AIM: In the data below, find every line that has the string "code", and copy it.

★ ★ ★ ★ ★

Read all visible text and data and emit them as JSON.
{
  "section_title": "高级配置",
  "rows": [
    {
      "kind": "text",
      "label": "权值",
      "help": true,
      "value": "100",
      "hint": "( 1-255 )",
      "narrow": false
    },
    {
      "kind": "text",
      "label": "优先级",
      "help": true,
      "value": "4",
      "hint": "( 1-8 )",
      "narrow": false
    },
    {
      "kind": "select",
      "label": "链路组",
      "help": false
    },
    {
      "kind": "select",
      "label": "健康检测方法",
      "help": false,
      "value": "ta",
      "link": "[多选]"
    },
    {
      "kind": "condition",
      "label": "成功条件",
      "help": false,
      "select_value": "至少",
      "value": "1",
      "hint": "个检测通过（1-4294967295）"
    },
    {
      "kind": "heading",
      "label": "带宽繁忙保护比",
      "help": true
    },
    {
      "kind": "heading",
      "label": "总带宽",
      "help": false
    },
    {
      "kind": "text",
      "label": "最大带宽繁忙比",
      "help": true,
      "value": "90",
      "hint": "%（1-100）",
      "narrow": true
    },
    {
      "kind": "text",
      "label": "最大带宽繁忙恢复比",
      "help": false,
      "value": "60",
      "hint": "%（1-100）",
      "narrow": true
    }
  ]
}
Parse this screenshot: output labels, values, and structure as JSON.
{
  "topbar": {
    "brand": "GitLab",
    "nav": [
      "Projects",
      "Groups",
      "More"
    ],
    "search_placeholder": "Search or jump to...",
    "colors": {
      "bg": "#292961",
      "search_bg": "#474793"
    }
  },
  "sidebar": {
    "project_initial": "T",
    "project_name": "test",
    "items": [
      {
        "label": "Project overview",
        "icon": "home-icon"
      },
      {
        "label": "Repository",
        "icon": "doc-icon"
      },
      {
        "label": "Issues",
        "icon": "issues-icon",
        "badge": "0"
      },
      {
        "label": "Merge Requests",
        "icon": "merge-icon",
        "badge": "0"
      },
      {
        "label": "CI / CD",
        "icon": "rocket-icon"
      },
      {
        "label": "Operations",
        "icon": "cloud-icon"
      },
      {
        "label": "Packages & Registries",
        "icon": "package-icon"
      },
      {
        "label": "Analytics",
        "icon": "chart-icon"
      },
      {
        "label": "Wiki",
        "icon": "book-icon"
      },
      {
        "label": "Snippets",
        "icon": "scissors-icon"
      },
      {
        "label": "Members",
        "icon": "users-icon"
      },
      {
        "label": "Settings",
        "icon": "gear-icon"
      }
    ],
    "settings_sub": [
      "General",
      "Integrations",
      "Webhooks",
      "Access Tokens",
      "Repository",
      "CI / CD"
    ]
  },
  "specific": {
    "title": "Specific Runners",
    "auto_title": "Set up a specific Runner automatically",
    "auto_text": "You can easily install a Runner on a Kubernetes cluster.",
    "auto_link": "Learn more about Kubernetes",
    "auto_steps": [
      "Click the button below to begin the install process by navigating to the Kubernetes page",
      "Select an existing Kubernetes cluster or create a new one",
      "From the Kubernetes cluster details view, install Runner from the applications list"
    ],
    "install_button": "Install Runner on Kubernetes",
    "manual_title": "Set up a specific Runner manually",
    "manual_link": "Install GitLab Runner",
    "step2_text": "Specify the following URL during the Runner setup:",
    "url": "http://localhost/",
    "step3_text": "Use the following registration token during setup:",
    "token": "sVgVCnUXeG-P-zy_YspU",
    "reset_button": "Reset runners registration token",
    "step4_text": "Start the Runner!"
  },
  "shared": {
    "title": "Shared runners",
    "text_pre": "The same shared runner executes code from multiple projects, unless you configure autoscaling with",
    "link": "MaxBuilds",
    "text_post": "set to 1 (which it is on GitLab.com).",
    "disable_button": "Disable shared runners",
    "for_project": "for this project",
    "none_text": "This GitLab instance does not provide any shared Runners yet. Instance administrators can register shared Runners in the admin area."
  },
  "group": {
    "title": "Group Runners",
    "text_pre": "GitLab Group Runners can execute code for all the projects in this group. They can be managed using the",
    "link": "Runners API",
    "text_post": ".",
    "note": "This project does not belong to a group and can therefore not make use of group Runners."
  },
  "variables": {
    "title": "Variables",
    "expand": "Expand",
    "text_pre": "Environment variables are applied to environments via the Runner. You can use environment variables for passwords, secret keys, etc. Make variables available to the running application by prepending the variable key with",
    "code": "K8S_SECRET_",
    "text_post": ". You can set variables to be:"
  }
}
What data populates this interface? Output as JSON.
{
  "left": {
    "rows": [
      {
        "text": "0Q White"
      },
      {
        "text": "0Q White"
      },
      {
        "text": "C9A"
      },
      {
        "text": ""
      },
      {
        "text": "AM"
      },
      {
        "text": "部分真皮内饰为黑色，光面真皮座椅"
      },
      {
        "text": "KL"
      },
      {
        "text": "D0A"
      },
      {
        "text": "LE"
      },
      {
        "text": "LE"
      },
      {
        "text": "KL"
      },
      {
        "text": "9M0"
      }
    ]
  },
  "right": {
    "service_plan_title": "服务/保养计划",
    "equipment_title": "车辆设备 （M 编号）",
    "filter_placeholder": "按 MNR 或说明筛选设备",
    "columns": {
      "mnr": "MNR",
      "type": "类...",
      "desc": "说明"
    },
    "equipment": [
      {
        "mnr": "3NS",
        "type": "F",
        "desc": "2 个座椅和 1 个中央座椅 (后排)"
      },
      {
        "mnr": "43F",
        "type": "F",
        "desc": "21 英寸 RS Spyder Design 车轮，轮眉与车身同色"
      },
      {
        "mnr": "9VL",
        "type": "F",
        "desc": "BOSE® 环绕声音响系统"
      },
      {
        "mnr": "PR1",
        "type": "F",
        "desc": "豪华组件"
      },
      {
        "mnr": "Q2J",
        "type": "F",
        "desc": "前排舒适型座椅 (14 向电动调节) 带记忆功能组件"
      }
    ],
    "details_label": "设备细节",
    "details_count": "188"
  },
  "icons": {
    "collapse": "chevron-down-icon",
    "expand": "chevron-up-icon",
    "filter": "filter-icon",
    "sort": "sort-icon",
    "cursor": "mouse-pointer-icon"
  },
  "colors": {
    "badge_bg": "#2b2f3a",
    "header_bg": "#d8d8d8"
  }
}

★ ★ ★ ★ ★

EXERCISE ANSWER:
    "text_pre": "The same shared runner executes code from multiple projects, unless you configure autoscaling with",
    "text_pre": "GitLab Group Runners can execute code for all the projects in this group. They can be managed using the",
    "code": "K8S_SECRET_",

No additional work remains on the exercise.